---------- DATA FOR ANALYSIS

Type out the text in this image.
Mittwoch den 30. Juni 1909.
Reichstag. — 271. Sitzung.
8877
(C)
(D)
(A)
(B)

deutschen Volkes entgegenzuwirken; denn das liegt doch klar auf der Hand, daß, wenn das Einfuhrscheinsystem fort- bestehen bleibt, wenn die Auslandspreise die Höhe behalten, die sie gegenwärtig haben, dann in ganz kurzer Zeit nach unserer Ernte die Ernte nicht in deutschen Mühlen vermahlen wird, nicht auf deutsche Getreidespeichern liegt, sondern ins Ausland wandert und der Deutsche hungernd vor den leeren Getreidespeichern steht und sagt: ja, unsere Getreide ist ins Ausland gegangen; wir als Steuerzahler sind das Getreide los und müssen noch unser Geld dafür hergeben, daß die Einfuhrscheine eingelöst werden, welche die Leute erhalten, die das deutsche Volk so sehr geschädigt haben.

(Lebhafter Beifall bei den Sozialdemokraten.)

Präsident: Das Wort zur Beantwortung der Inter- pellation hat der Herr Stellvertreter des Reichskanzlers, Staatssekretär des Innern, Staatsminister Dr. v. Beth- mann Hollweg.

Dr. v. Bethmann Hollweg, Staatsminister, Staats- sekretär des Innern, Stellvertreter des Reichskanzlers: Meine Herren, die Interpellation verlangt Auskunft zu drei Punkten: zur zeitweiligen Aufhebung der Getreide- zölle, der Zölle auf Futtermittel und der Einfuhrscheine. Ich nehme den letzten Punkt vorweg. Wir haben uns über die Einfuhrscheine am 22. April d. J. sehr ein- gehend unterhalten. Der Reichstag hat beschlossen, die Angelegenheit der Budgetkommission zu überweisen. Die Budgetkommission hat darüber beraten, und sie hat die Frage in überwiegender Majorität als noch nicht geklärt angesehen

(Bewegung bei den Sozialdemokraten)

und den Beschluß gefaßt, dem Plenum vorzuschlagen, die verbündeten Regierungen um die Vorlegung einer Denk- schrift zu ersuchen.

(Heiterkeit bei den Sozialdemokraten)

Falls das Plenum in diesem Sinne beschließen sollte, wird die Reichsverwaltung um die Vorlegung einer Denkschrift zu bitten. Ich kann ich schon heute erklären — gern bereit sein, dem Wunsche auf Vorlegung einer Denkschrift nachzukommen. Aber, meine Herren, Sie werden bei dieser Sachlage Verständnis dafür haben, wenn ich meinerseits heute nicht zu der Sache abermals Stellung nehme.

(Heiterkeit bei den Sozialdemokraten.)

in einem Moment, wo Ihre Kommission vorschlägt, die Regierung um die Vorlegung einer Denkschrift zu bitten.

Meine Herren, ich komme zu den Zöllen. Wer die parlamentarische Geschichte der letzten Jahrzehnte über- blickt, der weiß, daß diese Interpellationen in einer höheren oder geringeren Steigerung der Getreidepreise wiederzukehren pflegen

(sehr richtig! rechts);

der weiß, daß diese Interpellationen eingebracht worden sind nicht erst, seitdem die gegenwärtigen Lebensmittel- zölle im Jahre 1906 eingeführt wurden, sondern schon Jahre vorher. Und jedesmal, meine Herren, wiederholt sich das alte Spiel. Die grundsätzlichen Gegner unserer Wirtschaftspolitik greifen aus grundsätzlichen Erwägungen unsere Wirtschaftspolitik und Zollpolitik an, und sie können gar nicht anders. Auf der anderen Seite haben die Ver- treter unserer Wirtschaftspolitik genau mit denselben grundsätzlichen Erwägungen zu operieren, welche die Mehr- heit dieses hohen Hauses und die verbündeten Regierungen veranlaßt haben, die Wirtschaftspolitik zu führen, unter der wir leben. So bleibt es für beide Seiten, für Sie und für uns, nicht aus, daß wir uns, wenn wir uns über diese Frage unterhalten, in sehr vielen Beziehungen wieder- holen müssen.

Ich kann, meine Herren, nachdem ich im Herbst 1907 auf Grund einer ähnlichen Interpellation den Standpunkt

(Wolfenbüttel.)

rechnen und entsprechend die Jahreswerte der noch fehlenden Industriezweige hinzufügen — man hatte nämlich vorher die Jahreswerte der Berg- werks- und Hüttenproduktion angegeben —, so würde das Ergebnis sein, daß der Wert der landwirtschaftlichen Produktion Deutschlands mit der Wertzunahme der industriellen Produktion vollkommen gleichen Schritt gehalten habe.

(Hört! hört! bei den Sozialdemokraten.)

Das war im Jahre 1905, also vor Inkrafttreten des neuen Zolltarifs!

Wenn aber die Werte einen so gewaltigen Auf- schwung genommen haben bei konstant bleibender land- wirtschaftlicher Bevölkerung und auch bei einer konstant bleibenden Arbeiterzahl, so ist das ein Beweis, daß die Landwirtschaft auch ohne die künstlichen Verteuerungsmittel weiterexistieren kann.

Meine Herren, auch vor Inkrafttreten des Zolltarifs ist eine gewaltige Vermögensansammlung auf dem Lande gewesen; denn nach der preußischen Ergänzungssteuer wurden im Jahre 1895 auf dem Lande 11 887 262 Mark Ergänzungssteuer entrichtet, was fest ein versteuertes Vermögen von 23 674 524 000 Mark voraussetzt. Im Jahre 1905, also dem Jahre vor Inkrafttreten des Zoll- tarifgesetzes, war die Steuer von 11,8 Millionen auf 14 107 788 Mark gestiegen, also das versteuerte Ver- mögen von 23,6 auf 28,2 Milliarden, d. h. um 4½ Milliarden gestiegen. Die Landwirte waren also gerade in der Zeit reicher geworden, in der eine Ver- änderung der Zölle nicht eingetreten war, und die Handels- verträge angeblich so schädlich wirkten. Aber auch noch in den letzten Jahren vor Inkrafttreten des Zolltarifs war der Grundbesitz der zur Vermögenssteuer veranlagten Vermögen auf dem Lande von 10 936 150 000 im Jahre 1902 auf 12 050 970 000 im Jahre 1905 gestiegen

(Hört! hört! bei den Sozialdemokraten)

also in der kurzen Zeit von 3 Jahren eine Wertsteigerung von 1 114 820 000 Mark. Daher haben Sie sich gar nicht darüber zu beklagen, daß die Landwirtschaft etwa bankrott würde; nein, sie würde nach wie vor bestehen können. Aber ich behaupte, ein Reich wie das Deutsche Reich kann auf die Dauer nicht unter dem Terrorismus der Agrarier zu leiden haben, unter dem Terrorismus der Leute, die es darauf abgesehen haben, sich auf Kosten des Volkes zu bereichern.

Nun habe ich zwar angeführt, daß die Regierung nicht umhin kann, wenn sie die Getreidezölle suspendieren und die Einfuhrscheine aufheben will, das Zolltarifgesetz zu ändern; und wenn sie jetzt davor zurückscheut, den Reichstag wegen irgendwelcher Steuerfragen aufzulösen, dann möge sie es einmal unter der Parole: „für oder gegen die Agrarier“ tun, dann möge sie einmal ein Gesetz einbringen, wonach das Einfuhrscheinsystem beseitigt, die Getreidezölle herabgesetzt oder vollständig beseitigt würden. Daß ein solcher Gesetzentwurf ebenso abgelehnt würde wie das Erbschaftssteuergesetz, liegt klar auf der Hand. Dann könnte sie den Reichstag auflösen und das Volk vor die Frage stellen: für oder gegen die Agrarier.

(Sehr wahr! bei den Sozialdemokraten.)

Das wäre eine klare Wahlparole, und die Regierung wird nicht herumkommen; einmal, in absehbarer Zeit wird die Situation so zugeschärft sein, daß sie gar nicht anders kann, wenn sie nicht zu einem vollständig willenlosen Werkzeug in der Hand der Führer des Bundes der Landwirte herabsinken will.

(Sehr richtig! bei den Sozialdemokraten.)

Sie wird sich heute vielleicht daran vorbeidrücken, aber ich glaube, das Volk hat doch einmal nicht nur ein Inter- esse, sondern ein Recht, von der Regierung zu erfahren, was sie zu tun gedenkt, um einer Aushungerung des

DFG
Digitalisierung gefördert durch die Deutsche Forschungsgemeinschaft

--------------------

_TRY IT_. The records above are to be copied out exactly, line for line.

_FINAL ANSWER_.
Type out the text in this image.
Mittwoch den 30. Juni 1909.
Reichstag. — 271. Sitzung.
8877
(C)
(D)
(A)
(B)

deutschen Volkes entgegenzuwirken; denn das liegt doch klar auf der Hand, daß, wenn das Einfuhrscheinsystem fort- bestehen bleibt, wenn die Auslandspreise die Höhe behalten, die sie gegenwärtig haben, dann in ganz kurzer Zeit nach unserer Ernte die Ernte nicht in deutschen Mühlen vermahlen wird, nicht auf deutsche Getreidespeichern liegt, sondern ins Ausland wandert und der Deutsche hungernd vor den leeren Getreidespeichern steht und sagt: ja, unsere Getreide ist ins Ausland gegangen; wir als Steuerzahler sind das Getreide los und müssen noch unser Geld dafür hergeben, daß die Einfuhrscheine eingelöst werden, welche die Leute erhalten, die das deutsche Volk so sehr geschädigt haben.

(Lebhafter Beifall bei den Sozialdemokraten.)

Präsident: Das Wort zur Beantwortung der Inter- pellation hat der Herr Stellvertreter des Reichskanzlers, Staatssekretär des Innern, Staatsminister Dr. v. Beth- mann Hollweg.

Dr. v. Bethmann Hollweg, Staatsminister, Staats- sekretär des Innern, Stellvertreter des Reichskanzlers: Meine Herren, die Interpellation verlangt Auskunft zu drei Punkten: zur zeitweiligen Aufhebung der Getreide- zölle, der Zölle auf Futtermittel und der Einfuhrscheine. Ich nehme den letzten Punkt vorweg. Wir haben uns über die Einfuhrscheine am 22. April d. J. sehr ein- gehend unterhalten. Der Reichstag hat beschlossen, die Angelegenheit der Budgetkommission zu überweisen. Die Budgetkommission hat darüber beraten, und sie hat die Frage in überwiegender Majorität als noch nicht geklärt angesehen

(Bewegung bei den Sozialdemokraten)

und den Beschluß gefaßt, dem Plenum vorzuschlagen, die verbündeten Regierungen um die Vorlegung einer Denk- schrift zu ersuchen.

(Heiterkeit bei den Sozialdemokraten)

Falls das Plenum in diesem Sinne beschließen sollte, wird die Reichsverwaltung um die Vorlegung einer Denkschrift zu bitten. Ich kann ich schon heute erklären — gern bereit sein, dem Wunsche auf Vorlegung einer Denkschrift nachzukommen. Aber, meine Herren, Sie werden bei dieser Sachlage Verständnis dafür haben, wenn ich meinerseits heute nicht zu der Sache abermals Stellung nehme.

(Heiterkeit bei den Sozialdemokraten.)

in einem Moment, wo Ihre Kommission vorschlägt, die Regierung um die Vorlegung einer Denkschrift zu bitten.

Meine Herren, ich komme zu den Zöllen. Wer die parlamentarische Geschichte der letzten Jahrzehnte über- blickt, der weiß, daß diese Interpellationen in einer höheren oder geringeren Steigerung der Getreidepreise wiederzukehren pflegen

(sehr richtig! rechts);

der weiß, daß diese Interpellationen eingebracht worden sind nicht erst, seitdem die gegenwärtigen Lebensmittel- zölle im Jahre 1906 eingeführt wurden, sondern schon Jahre vorher. Und jedesmal, meine Herren, wiederholt sich das alte Spiel. Die grundsätzlichen Gegner unserer Wirtschaftspolitik greifen aus grundsätzlichen Erwägungen unsere Wirtschaftspolitik und Zollpolitik an, und sie können gar nicht anders. Auf der anderen Seite haben die Ver- treter unserer Wirtschaftspolitik genau mit denselben grundsätzlichen Erwägungen zu operieren, welche die Mehr- heit dieses hohen Hauses und die verbündeten Regierungen veranlaßt haben, die Wirtschaftspolitik zu führen, unter der wir leben. So bleibt es für beide Seiten, für Sie und für uns, nicht aus, daß wir uns, wenn wir uns über diese Frage unterhalten, in sehr vielen Beziehungen wieder- holen müssen.

Ich kann, meine Herren, nachdem ich im Herbst 1907 auf Grund einer ähnlichen Interpellation den Standpunkt

(Wolfenbüttel.)

rechnen und entsprechend die Jahreswerte der noch fehlenden Industriezweige hinzufügen — man hatte nämlich vorher die Jahreswerte der Berg- werks- und Hüttenproduktion angegeben —, so würde das Ergebnis sein, daß der Wert der landwirtschaftlichen Produktion Deutschlands mit der Wertzunahme der industriellen Produktion vollkommen gleichen Schritt gehalten habe.

(Hört! hört! bei den Sozialdemokraten.)

Das war im Jahre 1905, also vor Inkrafttreten des neuen Zolltarifs!

Wenn aber die Werte einen so gewaltigen Auf- schwung genommen haben bei konstant bleibender land- wirtschaftlicher Bevölkerung und auch bei einer konstant bleibenden Arbeiterzahl, so ist das ein Beweis, daß die Landwirtschaft auch ohne die künstlichen Verteuerungsmittel weiterexistieren kann.

Meine Herren, auch vor Inkrafttreten des Zolltarifs ist eine gewaltige Vermögensansammlung auf dem Lande gewesen; denn nach der preußischen Ergänzungssteuer wurden im Jahre 1895 auf dem Lande 11 887 262 Mark Ergänzungssteuer entrichtet, was fest ein versteuertes Vermögen von 23 674 524 000 Mark voraussetzt. Im Jahre 1905, also dem Jahre vor Inkrafttreten des Zoll- tarifgesetzes, war die Steuer von 11,8 Millionen auf 14 107 788 Mark gestiegen, also das versteuerte Ver- mögen von 23,6 auf 28,2 Milliarden, d. h. um 4½ Milliarden gestiegen. Die Landwirte waren also gerade in der Zeit reicher geworden, in der eine Ver- änderung der Zölle nicht eingetreten war, und die Handels- verträge angeblich so schädlich wirkten. Aber auch noch in den letzten Jahren vor Inkrafttreten des Zolltarifs war der Grundbesitz der zur Vermögenssteuer veranlagten Vermögen auf dem Lande von 10 936 150 000 im Jahre 1902 auf 12 050 970 000 im Jahre 1905 gestiegen

(Hört! hört! bei den Sozialdemokraten)

also in der kurzen Zeit von 3 Jahren eine Wertsteigerung von 1 114 820 000 Mark. Daher haben Sie sich gar nicht darüber zu beklagen, daß die Landwirtschaft etwa bankrott würde; nein, sie würde nach wie vor bestehen können. Aber ich behaupte, ein Reich wie das Deutsche Reich kann auf die Dauer nicht unter dem Terrorismus der Agrarier zu leiden haben, unter dem Terrorismus der Leute, die es darauf abgesehen haben, sich auf Kosten des Volkes zu bereichern.

Nun habe ich zwar angeführt, daß die Regierung nicht umhin kann, wenn sie die Getreidezölle suspendieren und die Einfuhrscheine aufheben will, das Zolltarifgesetz zu ändern; und wenn sie jetzt davor zurückscheut, den Reichstag wegen irgendwelcher Steuerfragen aufzulösen, dann möge sie es einmal unter der Parole: „für oder gegen die Agrarier“ tun, dann möge sie einmal ein Gesetz einbringen, wonach das Einfuhrscheinsystem beseitigt, die Getreidezölle herabgesetzt oder vollständig beseitigt würden. Daß ein solcher Gesetzentwurf ebenso abgelehnt würde wie das Erbschaftssteuergesetz, liegt klar auf der Hand. Dann könnte sie den Reichstag auflösen und das Volk vor die Frage stellen: für oder gegen die Agrarier.

(Sehr wahr! bei den Sozialdemokraten.)

Das wäre eine klare Wahlparole, und die Regierung wird nicht herumkommen; einmal, in absehbarer Zeit wird die Situation so zugeschärft sein, daß sie gar nicht anders kann, wenn sie nicht zu einem vollständig willenlosen Werkzeug in der Hand der Führer des Bundes der Landwirte herabsinken will.

(Sehr richtig! bei den Sozialdemokraten.)

Sie wird sich heute vielleicht daran vorbeidrücken, aber ich glaube, das Volk hat doch einmal nicht nur ein Inter- esse, sondern ein Recht, von der Regierung zu erfahren, was sie zu tun gedenkt, um einer Aushungerung des

DFG
Digitalisierung gefördert durch die Deutsche Forschungsgemeinschaft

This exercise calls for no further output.